_Given request_. Present every line in which the string "type" appears.

Records
--------------------------------------------------
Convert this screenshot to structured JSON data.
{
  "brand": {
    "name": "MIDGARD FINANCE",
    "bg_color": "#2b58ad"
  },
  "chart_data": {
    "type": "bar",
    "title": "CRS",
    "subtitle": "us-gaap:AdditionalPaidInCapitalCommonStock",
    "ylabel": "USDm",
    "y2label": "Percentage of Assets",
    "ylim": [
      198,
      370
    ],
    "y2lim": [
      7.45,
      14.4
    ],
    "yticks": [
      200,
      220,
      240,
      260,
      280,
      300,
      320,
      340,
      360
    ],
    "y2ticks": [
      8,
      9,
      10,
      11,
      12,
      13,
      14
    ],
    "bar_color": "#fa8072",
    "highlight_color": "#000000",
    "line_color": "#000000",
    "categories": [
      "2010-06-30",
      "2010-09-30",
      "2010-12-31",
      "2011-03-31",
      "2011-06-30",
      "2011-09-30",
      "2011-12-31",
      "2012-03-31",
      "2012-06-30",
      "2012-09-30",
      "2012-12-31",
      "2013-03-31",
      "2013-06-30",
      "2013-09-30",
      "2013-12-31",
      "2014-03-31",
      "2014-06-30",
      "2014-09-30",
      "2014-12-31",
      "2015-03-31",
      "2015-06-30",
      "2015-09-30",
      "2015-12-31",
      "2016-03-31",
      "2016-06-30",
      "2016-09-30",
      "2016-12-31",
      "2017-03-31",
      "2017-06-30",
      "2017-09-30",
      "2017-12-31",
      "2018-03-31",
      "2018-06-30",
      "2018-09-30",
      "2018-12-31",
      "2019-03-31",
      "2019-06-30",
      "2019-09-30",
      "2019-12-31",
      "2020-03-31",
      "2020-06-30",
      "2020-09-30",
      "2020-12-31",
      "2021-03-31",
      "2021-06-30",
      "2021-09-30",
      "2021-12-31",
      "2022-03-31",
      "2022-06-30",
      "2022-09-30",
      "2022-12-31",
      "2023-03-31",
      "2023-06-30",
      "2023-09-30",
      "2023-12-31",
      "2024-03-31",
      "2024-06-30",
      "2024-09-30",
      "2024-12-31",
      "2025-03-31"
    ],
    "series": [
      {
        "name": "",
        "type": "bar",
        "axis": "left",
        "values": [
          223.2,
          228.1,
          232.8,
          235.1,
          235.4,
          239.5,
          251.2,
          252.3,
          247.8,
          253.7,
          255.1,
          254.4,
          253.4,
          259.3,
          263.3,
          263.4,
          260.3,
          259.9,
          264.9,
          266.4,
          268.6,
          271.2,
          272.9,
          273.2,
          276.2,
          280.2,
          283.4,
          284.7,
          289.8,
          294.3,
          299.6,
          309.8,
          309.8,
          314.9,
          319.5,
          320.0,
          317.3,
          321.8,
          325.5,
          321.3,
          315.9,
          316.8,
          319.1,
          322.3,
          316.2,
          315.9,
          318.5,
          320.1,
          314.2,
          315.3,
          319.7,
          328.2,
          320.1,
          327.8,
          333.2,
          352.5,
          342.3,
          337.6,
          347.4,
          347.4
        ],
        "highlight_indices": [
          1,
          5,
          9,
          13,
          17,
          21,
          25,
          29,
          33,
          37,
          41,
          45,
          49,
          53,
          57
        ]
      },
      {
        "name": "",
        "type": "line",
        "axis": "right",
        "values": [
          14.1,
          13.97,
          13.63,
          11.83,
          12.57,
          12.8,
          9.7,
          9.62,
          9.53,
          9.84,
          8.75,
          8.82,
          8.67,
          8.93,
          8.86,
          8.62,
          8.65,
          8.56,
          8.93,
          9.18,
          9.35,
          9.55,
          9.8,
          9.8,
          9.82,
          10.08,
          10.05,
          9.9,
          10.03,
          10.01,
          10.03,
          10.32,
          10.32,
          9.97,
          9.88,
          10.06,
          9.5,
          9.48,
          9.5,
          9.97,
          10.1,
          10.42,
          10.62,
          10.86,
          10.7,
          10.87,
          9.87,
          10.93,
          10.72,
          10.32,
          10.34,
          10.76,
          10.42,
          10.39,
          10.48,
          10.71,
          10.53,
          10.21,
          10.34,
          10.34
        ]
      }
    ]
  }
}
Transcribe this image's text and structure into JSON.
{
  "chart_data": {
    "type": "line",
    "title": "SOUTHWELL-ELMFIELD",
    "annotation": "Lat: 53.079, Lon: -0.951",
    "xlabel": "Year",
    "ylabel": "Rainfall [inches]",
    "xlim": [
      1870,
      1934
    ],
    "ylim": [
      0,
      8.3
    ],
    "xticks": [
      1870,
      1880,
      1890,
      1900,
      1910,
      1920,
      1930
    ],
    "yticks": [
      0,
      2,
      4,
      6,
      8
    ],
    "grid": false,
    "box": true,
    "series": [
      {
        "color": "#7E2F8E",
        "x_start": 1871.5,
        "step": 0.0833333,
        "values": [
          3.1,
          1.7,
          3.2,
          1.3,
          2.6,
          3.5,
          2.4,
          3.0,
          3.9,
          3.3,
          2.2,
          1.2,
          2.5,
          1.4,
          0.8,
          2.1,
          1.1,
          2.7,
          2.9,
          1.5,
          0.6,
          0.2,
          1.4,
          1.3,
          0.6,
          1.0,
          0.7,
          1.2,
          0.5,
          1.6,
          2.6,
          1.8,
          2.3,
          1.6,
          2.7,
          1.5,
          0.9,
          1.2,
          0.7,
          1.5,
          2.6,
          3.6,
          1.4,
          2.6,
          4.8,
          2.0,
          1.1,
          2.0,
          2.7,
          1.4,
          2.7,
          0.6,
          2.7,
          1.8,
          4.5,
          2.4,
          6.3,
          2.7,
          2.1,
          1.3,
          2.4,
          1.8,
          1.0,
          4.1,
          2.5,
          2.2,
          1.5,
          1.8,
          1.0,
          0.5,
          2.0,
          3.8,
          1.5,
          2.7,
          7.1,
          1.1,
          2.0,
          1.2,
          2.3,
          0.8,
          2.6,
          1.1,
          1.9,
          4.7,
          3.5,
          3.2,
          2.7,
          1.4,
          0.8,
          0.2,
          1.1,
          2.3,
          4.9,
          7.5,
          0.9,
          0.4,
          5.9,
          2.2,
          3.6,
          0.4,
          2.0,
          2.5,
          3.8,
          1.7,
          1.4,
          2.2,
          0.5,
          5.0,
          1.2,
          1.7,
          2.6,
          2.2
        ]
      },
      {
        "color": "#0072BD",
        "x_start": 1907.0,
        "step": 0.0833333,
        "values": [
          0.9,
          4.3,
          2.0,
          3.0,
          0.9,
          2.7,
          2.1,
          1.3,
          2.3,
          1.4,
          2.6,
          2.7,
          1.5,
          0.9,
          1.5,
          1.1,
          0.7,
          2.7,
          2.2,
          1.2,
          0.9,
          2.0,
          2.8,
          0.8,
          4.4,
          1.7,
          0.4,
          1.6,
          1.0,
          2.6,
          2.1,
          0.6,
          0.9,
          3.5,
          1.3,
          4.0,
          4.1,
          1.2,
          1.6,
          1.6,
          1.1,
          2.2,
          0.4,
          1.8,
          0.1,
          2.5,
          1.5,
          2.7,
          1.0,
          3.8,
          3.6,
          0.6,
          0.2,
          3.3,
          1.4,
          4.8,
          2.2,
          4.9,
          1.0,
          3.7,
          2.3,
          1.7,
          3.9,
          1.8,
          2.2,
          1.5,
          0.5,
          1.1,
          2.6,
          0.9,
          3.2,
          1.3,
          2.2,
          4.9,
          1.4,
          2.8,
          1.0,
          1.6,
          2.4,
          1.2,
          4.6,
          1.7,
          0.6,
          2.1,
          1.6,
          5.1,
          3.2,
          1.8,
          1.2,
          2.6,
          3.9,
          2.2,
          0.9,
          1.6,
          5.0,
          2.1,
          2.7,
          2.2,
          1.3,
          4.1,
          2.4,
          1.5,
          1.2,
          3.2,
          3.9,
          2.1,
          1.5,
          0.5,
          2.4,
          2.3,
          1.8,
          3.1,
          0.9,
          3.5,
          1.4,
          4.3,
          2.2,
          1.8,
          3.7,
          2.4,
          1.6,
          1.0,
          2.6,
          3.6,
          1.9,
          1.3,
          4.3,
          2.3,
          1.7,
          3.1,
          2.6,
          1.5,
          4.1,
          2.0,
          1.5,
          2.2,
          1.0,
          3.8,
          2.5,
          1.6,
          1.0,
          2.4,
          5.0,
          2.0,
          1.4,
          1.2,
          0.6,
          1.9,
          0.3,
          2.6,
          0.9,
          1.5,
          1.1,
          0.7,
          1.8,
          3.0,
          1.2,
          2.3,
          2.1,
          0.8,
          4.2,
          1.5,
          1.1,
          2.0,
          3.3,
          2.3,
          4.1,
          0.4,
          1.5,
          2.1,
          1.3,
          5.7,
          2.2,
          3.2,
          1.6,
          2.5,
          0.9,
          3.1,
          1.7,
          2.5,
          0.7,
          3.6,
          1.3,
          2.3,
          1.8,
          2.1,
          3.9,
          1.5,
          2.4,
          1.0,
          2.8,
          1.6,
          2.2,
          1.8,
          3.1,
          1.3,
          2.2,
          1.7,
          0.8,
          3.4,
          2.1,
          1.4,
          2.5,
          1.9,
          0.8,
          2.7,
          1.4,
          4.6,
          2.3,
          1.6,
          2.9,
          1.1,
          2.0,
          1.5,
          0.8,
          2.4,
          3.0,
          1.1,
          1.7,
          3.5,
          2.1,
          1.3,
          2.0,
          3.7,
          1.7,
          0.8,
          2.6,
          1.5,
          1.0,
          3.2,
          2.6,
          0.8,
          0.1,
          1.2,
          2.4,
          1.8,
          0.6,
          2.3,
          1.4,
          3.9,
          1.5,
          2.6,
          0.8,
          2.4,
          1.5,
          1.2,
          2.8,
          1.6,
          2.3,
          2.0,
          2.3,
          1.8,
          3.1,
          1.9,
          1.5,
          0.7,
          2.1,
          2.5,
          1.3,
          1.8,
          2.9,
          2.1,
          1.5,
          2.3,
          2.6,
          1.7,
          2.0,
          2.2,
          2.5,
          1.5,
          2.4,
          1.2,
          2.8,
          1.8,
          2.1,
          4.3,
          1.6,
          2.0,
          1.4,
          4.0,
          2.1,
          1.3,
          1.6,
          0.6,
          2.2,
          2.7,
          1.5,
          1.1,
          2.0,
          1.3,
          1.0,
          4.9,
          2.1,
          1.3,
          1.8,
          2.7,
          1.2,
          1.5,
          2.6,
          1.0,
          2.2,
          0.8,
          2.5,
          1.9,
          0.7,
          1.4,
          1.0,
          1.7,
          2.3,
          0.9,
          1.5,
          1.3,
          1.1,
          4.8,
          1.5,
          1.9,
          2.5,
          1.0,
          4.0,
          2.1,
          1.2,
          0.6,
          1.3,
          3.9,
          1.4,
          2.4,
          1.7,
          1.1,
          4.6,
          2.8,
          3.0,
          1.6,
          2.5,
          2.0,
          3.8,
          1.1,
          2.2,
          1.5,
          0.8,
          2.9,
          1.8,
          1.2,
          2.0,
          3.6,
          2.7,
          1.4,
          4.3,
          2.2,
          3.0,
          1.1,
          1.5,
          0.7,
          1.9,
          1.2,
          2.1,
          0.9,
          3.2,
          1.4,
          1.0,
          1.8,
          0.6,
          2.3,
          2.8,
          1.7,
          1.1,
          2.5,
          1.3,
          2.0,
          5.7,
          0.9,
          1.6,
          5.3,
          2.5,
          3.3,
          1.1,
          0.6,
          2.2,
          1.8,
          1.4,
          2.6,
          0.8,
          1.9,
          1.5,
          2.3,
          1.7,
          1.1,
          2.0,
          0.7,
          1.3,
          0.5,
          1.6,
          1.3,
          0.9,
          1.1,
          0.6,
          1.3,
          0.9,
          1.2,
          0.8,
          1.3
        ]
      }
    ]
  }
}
--------------------------------------------------
_Finished exercise_.
    "type": "bar",
        "type": "bar",
        "type": "line",
    "type": "line",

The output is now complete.